SOURCE RECORDS -
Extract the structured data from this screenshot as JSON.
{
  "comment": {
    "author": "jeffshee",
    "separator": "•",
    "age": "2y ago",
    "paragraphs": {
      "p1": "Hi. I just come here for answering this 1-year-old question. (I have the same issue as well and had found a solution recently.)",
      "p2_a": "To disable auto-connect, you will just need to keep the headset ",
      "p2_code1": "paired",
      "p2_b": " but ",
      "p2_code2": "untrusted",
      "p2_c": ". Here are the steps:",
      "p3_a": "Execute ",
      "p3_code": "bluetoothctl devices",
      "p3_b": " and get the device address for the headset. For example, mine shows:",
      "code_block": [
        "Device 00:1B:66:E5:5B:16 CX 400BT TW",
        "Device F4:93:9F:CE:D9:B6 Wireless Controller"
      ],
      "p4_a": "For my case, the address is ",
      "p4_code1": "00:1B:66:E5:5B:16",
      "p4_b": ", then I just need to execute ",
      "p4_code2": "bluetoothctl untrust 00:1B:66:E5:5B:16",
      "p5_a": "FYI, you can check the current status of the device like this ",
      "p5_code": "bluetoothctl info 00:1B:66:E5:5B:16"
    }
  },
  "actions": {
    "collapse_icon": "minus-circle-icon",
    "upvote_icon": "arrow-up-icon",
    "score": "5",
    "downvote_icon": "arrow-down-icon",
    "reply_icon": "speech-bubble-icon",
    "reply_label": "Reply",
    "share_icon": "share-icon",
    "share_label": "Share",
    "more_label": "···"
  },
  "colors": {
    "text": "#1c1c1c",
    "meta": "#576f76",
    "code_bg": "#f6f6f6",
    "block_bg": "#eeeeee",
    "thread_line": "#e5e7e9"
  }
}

GIVEN INSTRUCTION - Pick every line with "arrow" in it and copy it.

REPLY -
    "upvote_icon": "arrow-up-icon",
    "downvote_icon": "arrow-down-icon",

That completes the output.